* [Aim of the exercise]:
Go through the listing and copy each line with the string "PÚBLICA".

** START OF Provided entries **

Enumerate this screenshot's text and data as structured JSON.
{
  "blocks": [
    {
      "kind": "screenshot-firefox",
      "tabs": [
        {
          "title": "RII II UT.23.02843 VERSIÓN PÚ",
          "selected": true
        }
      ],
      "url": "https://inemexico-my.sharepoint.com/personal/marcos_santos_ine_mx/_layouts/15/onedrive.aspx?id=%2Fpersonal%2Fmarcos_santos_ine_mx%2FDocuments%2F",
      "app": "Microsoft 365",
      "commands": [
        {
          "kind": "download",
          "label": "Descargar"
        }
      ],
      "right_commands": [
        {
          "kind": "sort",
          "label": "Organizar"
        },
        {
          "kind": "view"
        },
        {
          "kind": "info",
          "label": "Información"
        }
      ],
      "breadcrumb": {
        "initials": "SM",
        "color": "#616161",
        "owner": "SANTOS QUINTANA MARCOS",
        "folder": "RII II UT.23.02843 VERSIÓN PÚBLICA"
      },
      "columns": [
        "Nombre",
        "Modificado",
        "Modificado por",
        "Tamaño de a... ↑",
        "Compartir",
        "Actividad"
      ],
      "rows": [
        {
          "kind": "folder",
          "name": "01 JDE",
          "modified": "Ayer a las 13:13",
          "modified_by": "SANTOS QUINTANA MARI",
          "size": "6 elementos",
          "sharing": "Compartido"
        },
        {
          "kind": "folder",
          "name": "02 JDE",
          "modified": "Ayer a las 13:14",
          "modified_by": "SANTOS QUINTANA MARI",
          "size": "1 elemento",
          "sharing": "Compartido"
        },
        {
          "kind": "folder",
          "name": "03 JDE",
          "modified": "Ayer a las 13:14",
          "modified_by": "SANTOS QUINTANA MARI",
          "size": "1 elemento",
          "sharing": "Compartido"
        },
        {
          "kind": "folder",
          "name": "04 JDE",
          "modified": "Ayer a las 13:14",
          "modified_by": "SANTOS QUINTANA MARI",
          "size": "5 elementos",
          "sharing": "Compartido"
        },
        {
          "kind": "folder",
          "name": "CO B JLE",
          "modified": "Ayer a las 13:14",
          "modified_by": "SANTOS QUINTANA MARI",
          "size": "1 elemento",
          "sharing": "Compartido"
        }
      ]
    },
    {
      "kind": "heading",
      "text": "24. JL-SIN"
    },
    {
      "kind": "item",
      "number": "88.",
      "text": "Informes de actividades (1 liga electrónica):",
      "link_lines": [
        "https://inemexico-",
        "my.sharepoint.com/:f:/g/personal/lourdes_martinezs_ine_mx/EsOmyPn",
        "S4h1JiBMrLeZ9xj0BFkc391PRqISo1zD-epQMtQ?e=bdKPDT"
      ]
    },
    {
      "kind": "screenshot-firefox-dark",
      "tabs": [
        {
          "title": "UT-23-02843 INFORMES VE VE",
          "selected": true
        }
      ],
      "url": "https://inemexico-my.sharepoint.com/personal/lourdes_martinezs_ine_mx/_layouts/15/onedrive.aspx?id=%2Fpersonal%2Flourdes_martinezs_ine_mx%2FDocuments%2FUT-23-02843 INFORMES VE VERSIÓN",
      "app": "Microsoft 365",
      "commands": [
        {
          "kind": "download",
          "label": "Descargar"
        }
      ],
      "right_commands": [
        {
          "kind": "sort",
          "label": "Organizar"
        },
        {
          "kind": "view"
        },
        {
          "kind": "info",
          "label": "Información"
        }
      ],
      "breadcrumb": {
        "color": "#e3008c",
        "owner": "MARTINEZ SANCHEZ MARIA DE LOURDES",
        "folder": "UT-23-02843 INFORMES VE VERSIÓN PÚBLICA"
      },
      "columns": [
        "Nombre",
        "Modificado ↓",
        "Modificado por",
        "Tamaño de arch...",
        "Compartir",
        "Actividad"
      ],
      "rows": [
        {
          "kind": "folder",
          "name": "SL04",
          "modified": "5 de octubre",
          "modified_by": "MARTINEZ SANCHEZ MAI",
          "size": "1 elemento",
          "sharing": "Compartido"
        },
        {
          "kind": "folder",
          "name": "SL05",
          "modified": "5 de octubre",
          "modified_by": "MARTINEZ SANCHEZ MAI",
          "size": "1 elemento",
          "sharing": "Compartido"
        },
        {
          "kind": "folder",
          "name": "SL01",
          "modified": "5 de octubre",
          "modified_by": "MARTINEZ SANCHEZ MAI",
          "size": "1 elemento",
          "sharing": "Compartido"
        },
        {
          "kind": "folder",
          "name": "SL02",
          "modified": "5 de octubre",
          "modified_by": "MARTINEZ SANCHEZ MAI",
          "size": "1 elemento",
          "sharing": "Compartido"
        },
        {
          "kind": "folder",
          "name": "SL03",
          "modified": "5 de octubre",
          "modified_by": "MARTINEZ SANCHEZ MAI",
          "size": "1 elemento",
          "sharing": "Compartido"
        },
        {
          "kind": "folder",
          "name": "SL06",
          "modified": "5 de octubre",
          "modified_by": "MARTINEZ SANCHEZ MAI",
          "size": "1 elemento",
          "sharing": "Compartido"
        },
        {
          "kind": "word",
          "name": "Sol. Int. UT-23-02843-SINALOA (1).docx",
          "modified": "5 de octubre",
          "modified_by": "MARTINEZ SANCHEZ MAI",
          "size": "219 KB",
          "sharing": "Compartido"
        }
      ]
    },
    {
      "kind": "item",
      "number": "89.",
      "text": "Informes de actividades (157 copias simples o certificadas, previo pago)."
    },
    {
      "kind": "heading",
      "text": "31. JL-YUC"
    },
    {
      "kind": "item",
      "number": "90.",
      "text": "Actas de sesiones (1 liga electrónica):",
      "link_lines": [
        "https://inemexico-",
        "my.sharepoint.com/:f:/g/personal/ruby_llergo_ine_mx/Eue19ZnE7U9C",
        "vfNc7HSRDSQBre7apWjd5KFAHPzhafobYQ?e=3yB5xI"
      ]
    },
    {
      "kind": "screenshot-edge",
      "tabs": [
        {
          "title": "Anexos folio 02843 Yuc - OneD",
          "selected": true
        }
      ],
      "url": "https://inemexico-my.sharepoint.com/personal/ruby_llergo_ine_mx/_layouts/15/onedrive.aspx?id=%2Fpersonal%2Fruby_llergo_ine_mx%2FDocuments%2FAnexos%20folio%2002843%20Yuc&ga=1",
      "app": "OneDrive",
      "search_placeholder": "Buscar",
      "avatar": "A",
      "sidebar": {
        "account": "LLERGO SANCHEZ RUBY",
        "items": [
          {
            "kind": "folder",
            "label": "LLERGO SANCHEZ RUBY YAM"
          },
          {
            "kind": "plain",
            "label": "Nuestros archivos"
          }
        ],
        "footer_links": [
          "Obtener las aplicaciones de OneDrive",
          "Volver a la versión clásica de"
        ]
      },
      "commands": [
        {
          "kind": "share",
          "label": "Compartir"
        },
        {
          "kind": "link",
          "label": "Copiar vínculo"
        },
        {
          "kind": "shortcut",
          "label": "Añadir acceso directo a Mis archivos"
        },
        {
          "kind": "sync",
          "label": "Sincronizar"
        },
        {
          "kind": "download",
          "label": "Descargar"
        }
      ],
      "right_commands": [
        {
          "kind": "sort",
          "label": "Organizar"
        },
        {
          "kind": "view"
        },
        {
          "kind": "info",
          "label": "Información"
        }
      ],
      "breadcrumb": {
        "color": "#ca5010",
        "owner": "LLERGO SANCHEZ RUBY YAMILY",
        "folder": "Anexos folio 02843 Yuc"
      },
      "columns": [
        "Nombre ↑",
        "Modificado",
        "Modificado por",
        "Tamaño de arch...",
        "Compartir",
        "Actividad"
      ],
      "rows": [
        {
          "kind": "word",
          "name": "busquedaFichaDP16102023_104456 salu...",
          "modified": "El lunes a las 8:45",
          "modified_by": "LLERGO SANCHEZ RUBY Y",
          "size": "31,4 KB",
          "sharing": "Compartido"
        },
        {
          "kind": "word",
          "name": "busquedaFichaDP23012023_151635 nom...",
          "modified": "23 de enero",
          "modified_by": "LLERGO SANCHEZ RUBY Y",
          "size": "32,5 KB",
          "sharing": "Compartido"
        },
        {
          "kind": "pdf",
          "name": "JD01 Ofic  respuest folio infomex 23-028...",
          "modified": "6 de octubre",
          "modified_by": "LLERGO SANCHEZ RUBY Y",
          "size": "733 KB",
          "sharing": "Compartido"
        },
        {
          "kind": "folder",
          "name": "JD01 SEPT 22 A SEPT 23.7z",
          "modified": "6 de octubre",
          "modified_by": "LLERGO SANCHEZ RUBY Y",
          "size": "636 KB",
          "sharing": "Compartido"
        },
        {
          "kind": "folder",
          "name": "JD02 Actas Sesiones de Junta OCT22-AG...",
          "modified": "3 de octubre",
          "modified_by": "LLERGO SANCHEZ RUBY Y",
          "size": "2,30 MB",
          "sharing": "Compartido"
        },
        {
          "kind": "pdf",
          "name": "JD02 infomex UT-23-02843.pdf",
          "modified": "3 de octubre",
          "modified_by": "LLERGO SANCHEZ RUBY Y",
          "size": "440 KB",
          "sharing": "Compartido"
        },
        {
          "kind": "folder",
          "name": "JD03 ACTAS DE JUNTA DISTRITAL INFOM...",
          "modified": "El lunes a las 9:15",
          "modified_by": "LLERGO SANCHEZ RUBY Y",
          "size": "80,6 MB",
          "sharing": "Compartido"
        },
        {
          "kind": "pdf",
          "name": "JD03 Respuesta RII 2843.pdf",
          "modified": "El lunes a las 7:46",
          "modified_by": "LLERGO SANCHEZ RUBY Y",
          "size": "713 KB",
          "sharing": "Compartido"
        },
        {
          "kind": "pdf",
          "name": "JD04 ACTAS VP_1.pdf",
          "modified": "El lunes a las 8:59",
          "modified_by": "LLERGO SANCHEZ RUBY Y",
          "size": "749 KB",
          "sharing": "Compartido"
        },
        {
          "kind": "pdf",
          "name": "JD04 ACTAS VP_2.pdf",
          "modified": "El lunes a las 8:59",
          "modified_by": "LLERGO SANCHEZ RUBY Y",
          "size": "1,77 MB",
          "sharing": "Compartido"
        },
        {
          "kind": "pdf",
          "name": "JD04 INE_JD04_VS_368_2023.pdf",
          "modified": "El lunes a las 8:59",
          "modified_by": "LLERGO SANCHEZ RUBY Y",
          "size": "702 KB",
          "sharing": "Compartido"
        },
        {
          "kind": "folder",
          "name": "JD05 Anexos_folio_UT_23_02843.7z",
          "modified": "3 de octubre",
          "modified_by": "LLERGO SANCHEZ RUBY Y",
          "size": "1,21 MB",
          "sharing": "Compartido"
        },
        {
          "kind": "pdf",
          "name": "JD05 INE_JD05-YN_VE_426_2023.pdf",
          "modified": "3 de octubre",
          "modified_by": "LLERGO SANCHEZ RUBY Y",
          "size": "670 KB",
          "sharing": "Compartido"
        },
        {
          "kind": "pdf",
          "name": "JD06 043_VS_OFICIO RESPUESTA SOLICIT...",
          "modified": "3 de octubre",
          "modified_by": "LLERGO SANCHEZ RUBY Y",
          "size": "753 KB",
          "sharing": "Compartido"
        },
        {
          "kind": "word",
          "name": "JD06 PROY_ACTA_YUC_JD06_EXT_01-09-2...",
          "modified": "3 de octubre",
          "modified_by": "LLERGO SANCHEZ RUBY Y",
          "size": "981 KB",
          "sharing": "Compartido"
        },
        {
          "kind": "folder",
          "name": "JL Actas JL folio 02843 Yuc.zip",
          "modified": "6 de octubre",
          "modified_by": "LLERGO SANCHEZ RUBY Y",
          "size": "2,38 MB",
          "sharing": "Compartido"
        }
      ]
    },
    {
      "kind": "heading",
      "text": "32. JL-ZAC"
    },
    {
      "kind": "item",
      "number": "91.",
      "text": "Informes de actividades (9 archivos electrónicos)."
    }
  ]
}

** END OF Provided entries **

* [Response below]:
        "folder": "RII II UT.23.02843 VERSIÓN PÚBLICA"
        "folder": "UT-23-02843 INFORMES VE VERSIÓN PÚBLICA"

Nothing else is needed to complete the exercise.